### Your goal
Reproduce each line bearing the word "JSON".

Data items
####################
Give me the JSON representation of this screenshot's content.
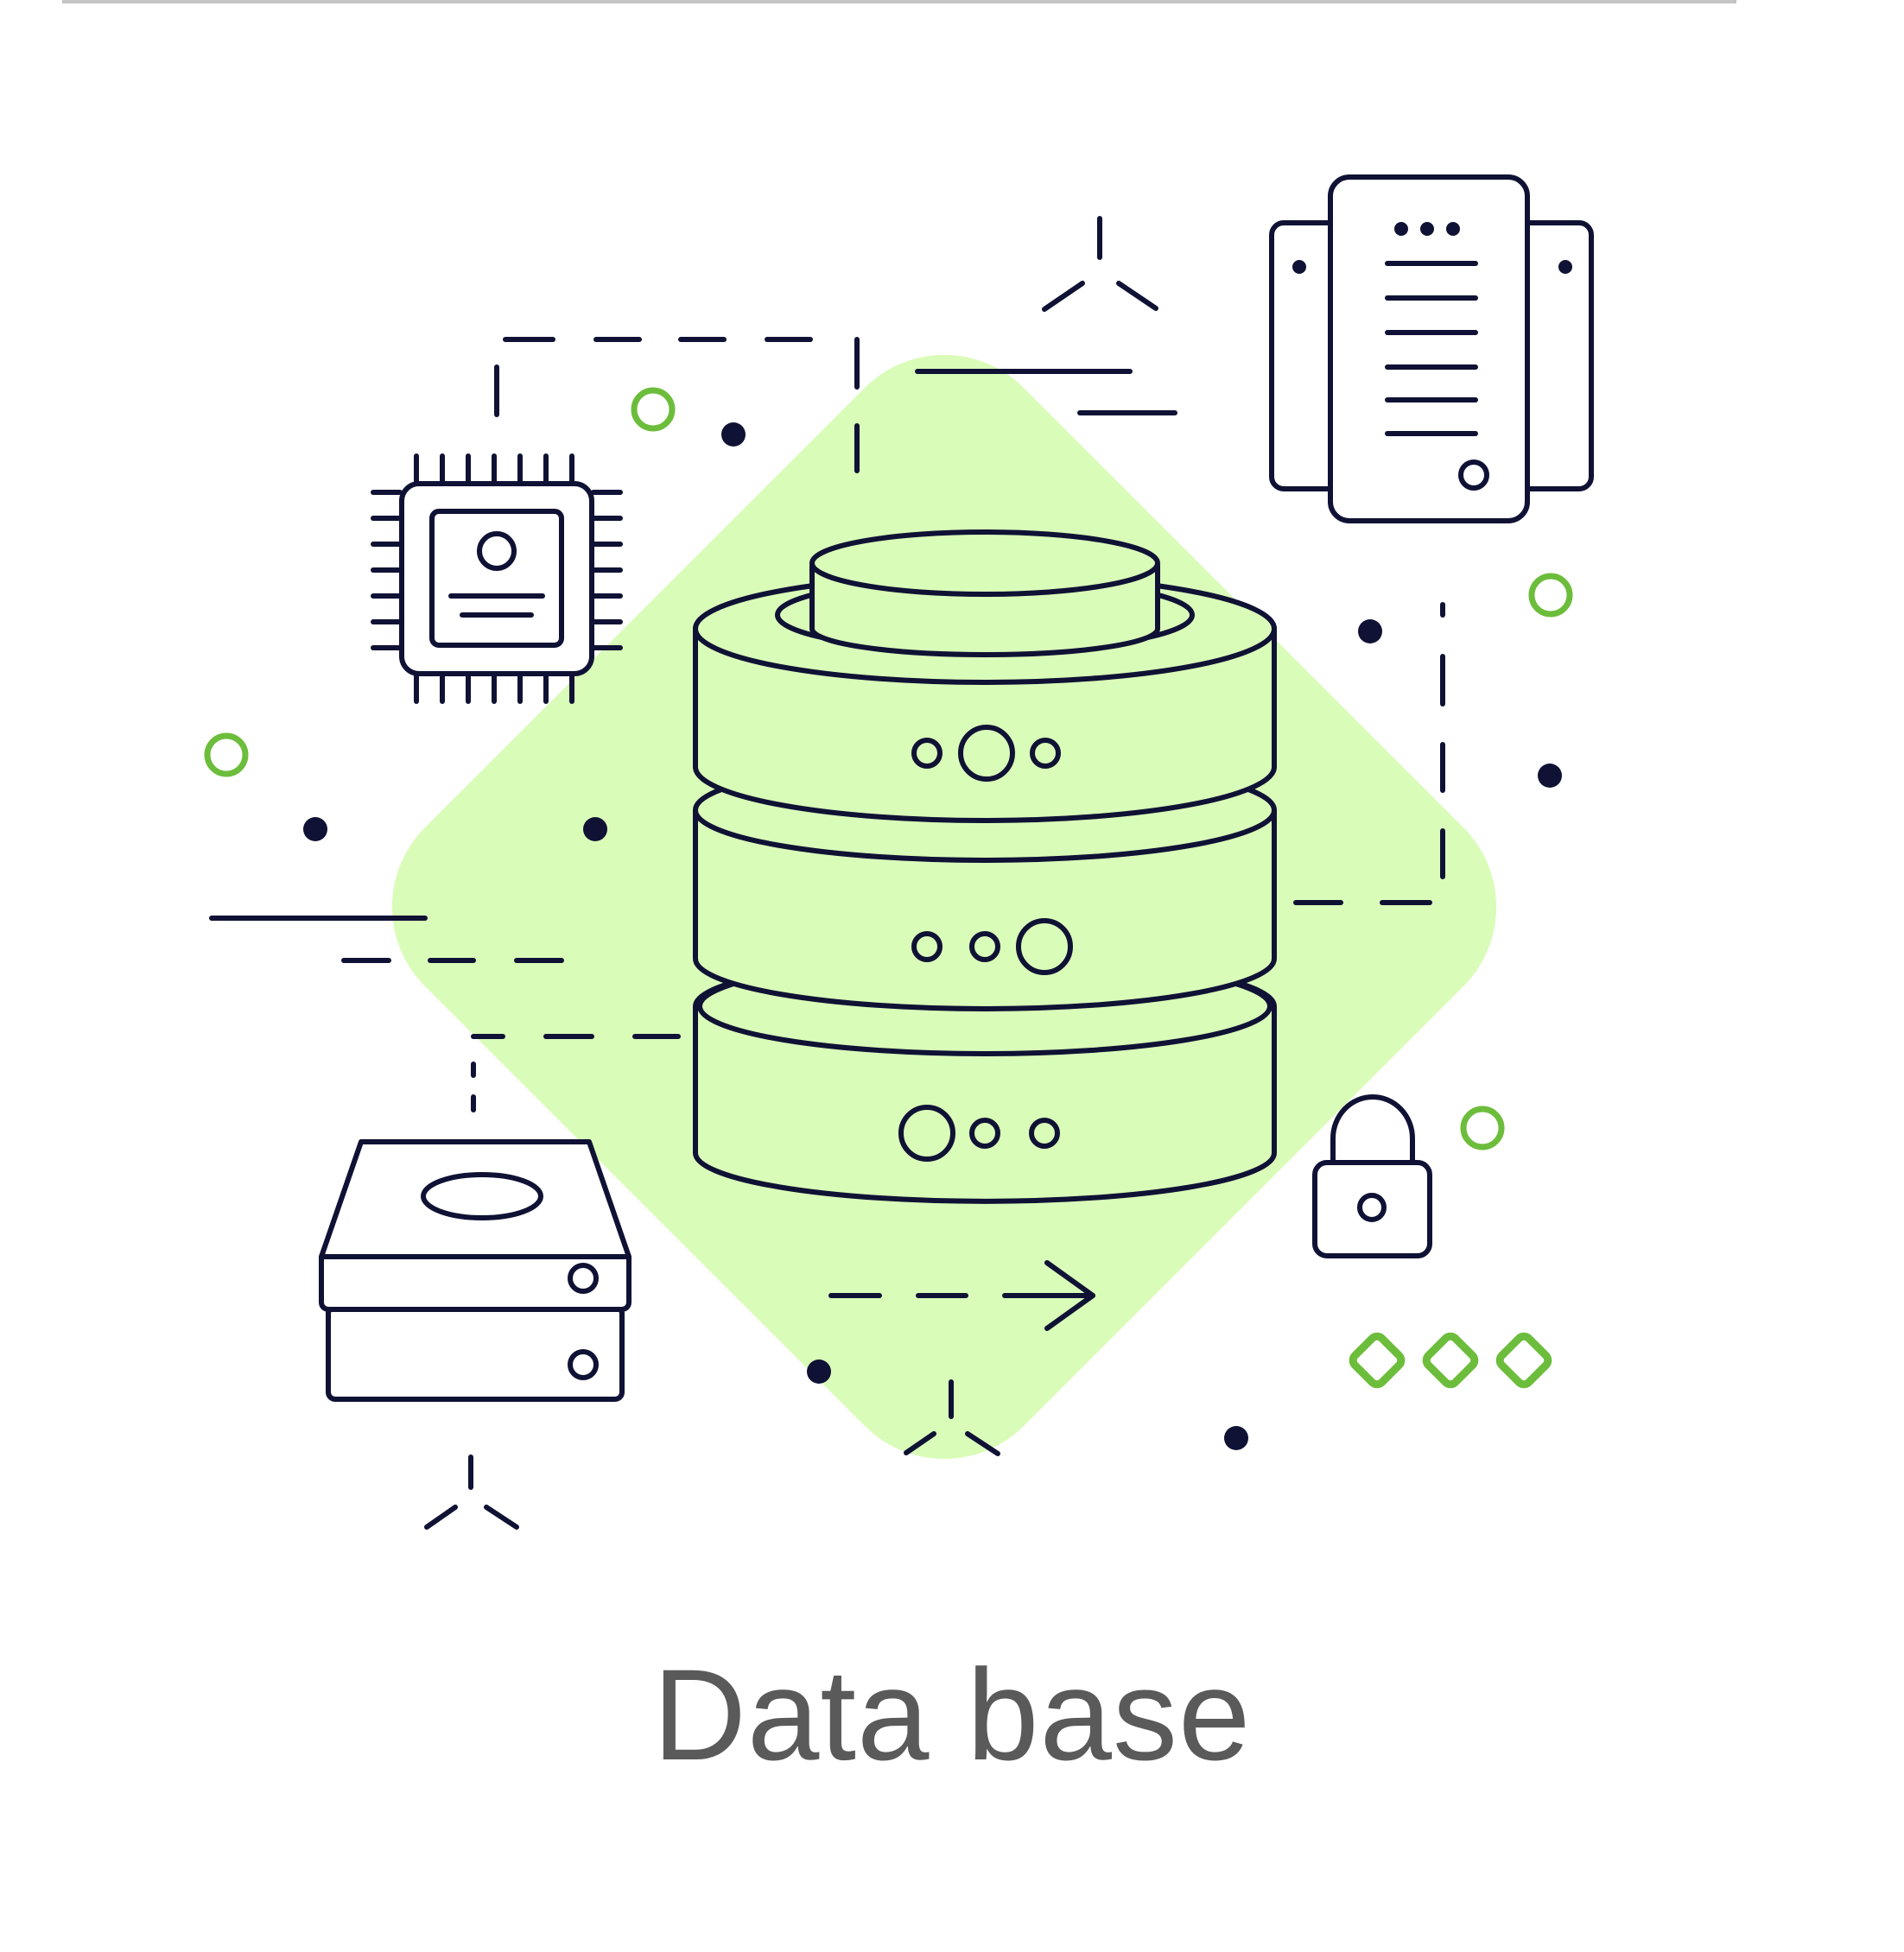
{
  "caption": "Data base",
  "colors": {
    "ink": "#0f1234",
    "accent_fill": "#dafcb9",
    "accent_green": "#6cbd3b",
    "caption_gray": "#5a5a5a",
    "top_rule": "#c4c4c4",
    "background": "#ffffff"
  },
  "icons": [
    "database-stack-icon",
    "cpu-chip-icon",
    "server-tower-icon",
    "hard-drive-stack-icon",
    "padlock-icon",
    "arrow-right-icon"
  ]
}
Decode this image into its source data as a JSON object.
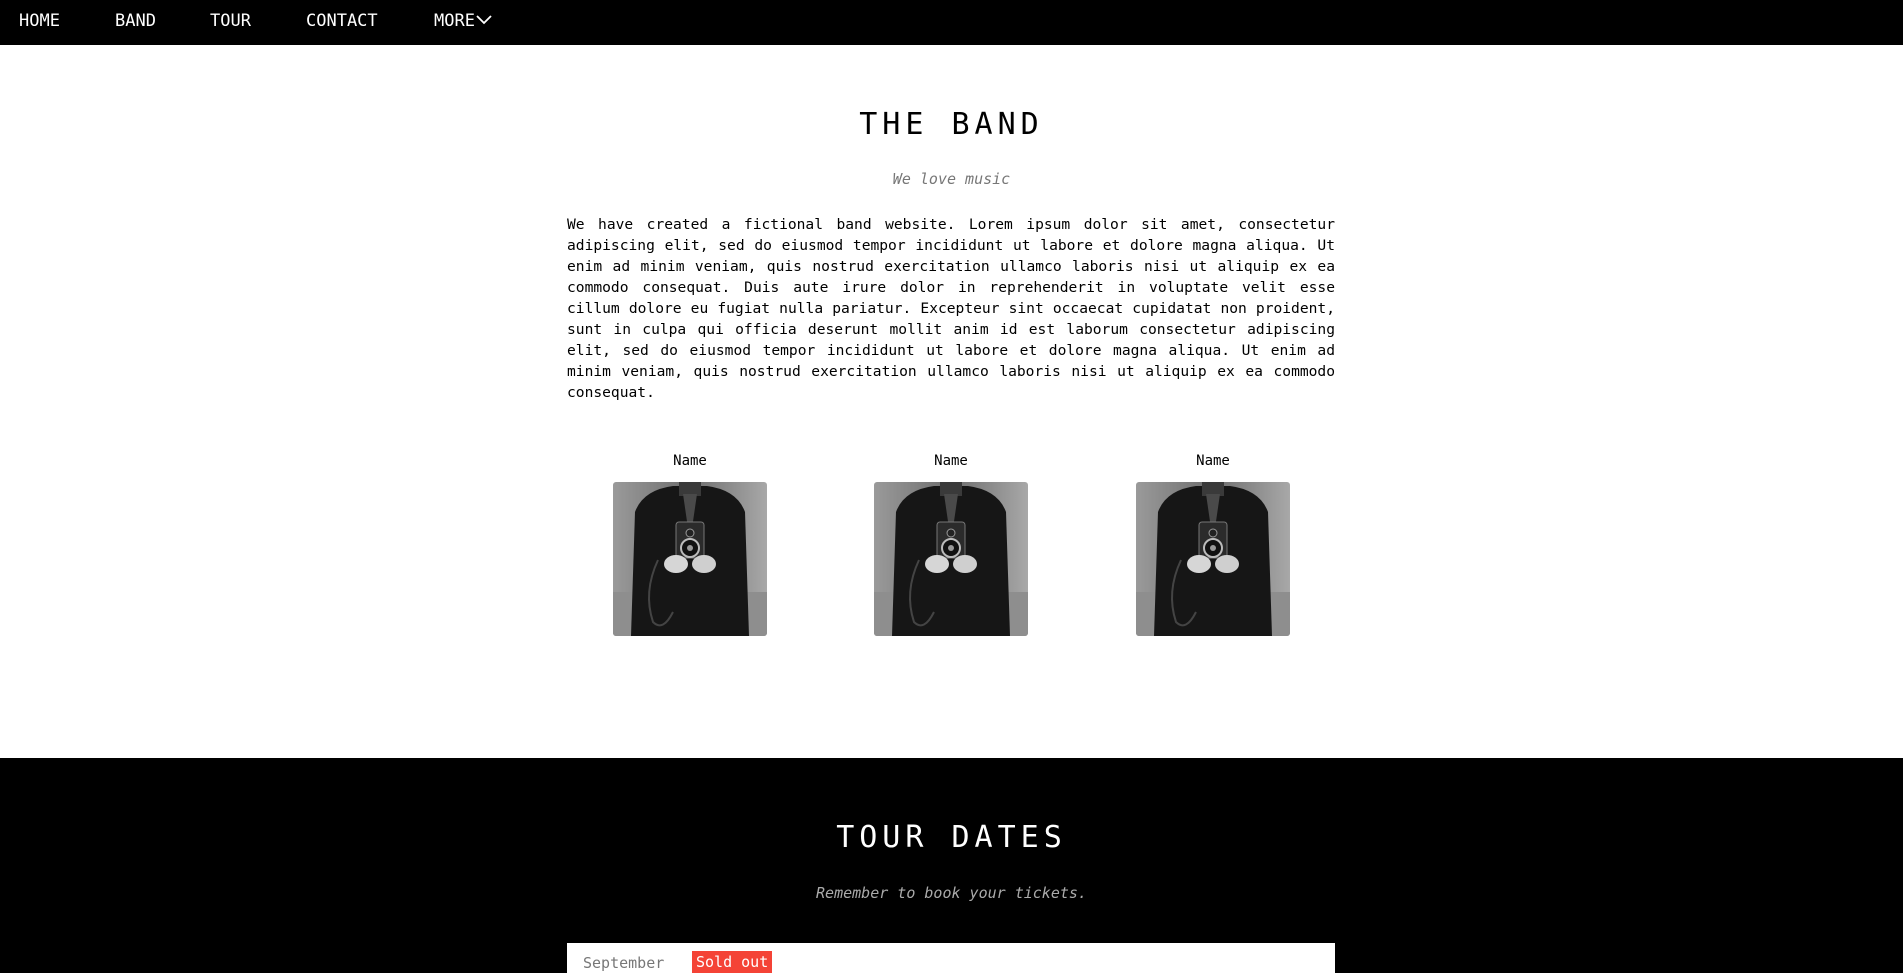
{
  "nav": {
    "home": "HOME",
    "band": "BAND",
    "tour": "TOUR",
    "contact": "CONTACT",
    "more": "MORE",
    "more_icon": "chevron-down-icon"
  },
  "band": {
    "title": "THE BAND",
    "subtitle": "We love music",
    "paragraph": "We have created a fictional band website. Lorem ipsum dolor sit amet, consectetur adipiscing elit, sed do eiusmod tempor incididunt ut labore et dolore magna aliqua. Ut enim ad minim veniam, quis nostrud exercitation ullamco laboris nisi ut aliquip ex ea commodo consequat. Duis aute irure dolor in reprehenderit in voluptate velit esse cillum dolore eu fugiat nulla pariatur. Excepteur sint occaecat cupidatat non proident, sunt in culpa qui officia deserunt mollit anim id est laborum consectetur adipiscing elit, sed do eiusmod tempor incididunt ut labore et dolore magna aliqua. Ut enim ad minim veniam, quis nostrud exercitation ullamco laboris nisi ut aliquip ex ea commodo consequat.",
    "members": [
      {
        "name": "Name"
      },
      {
        "name": "Name"
      },
      {
        "name": "Name"
      }
    ]
  },
  "tour": {
    "title": "TOUR DATES",
    "subtitle": "Remember to book your tickets.",
    "dates": [
      {
        "month": "September",
        "status": "Sold out"
      }
    ]
  },
  "colors": {
    "navbar_bg": "#000000",
    "sold_out_badge": "#f44336",
    "subtitle_gray": "#777777"
  }
}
####################
### Exercise response
Give me the JSON representation of this screenshot's content.
Decode this image into its source data as a JSON object.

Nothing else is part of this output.